• [Stated goal] Scan the listing below. Report each line that includes "name".
— Start Material for this task —
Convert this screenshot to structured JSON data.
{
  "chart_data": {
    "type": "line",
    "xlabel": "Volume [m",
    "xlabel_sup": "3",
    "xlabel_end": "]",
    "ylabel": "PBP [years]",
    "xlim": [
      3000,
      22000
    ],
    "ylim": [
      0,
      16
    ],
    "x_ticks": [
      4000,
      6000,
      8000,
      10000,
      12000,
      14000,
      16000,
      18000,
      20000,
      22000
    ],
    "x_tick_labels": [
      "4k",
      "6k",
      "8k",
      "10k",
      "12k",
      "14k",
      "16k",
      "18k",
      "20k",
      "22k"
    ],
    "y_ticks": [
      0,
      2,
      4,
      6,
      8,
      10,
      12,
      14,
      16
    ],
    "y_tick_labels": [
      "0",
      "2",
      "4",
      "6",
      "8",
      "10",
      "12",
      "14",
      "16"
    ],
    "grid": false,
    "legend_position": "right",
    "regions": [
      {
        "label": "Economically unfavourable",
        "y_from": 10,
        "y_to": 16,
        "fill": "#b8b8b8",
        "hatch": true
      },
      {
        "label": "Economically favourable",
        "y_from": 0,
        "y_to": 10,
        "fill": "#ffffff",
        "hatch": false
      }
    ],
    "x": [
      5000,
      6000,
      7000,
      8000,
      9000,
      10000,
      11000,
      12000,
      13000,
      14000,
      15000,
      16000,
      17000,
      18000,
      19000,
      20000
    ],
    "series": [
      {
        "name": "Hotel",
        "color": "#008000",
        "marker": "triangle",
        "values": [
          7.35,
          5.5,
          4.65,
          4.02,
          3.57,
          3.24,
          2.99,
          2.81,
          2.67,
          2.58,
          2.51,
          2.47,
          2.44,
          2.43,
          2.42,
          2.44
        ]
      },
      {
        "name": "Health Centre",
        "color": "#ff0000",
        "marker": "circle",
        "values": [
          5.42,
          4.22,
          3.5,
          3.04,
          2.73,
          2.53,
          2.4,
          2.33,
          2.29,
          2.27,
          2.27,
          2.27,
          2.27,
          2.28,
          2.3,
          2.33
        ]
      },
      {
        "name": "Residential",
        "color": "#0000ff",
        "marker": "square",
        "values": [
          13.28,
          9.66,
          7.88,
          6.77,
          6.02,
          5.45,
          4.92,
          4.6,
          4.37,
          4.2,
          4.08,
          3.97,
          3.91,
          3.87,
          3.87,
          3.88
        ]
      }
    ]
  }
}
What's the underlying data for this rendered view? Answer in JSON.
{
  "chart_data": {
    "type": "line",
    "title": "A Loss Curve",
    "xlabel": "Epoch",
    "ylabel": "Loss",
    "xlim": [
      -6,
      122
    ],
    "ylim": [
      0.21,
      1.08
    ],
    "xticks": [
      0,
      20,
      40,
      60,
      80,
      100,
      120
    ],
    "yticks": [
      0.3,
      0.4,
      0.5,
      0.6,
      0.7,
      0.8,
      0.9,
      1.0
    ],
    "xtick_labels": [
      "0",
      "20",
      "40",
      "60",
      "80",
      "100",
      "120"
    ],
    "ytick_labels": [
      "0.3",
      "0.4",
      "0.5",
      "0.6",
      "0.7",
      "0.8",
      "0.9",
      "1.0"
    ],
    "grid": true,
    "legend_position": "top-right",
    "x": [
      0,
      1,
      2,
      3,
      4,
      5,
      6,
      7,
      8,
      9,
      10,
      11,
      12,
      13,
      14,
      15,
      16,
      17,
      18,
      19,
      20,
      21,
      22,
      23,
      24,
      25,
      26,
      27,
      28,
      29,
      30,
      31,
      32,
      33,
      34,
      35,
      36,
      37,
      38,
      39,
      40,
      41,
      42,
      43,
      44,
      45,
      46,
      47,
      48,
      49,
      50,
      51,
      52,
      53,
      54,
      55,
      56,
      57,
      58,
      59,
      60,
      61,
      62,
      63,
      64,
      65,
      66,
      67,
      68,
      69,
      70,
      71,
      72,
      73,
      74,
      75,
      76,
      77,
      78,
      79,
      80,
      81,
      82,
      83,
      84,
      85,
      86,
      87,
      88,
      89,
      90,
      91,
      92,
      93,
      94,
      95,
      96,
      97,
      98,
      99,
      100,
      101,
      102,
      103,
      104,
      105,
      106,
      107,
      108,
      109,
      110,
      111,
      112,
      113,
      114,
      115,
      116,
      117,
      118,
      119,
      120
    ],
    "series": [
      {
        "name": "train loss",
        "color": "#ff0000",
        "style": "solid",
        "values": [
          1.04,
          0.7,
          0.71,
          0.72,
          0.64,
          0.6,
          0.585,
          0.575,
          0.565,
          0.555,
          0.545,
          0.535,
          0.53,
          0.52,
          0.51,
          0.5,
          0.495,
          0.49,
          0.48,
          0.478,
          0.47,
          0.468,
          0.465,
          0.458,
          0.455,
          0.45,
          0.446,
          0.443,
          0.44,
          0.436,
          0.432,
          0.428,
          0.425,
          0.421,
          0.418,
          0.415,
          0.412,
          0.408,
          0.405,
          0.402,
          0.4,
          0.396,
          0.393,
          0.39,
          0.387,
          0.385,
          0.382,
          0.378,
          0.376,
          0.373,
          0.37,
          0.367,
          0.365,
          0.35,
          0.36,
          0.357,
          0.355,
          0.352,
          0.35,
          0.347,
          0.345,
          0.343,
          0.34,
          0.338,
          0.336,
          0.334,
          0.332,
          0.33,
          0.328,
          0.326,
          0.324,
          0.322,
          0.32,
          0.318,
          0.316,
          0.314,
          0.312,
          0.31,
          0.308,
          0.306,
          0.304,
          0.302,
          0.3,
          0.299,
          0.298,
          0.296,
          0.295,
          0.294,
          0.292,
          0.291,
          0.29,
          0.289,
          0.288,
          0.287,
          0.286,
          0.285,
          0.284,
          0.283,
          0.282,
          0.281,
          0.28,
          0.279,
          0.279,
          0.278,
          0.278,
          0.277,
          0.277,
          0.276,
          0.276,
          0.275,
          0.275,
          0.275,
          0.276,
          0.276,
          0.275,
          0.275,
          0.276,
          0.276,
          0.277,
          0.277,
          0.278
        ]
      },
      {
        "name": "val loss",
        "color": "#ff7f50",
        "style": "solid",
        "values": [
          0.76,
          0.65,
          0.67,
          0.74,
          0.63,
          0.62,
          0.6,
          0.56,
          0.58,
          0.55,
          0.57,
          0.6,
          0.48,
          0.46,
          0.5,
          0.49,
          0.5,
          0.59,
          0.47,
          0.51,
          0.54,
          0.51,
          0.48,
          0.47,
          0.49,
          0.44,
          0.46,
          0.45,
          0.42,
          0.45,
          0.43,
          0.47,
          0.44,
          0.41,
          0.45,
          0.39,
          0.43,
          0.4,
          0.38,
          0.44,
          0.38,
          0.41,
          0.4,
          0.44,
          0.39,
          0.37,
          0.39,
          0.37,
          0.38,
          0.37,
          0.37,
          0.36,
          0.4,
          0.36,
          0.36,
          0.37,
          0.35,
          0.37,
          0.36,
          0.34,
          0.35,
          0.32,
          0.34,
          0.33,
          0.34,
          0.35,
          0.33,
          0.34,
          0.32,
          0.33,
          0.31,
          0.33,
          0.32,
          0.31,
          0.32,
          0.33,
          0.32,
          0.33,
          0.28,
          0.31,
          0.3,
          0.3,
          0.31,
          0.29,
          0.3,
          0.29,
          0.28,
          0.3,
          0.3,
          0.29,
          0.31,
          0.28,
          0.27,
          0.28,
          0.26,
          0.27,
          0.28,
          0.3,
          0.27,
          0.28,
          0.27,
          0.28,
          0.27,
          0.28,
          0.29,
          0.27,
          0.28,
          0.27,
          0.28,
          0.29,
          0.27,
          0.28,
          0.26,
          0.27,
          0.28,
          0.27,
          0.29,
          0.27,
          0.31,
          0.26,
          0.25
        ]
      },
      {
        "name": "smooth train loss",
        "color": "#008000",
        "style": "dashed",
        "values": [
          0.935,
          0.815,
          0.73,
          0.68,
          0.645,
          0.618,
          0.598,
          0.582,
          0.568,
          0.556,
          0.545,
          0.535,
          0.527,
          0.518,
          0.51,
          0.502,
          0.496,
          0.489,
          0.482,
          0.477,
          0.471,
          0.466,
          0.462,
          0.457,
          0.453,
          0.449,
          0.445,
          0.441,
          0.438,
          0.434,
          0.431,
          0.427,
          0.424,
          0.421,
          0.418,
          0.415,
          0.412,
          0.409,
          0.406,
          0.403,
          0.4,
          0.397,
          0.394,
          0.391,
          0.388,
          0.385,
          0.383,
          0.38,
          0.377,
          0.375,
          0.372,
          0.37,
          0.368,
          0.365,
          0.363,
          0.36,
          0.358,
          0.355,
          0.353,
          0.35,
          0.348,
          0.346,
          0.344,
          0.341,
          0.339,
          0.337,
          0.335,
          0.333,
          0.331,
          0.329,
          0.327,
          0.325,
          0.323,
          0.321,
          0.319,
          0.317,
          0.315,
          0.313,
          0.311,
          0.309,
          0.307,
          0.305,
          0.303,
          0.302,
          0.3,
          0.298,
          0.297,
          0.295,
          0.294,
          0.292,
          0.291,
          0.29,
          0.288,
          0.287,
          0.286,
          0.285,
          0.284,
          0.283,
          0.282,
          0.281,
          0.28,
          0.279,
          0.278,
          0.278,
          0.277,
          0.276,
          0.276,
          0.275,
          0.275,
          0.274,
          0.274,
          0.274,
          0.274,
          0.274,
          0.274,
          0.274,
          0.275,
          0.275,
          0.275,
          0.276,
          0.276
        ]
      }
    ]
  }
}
— End Material for this task —
• [Expected output]
        "name": "Hotel",
        "name": "Health Centre",
        "name": "Residential",
        "name": "train loss",
        "name": "val loss",
        "name": "smooth train loss",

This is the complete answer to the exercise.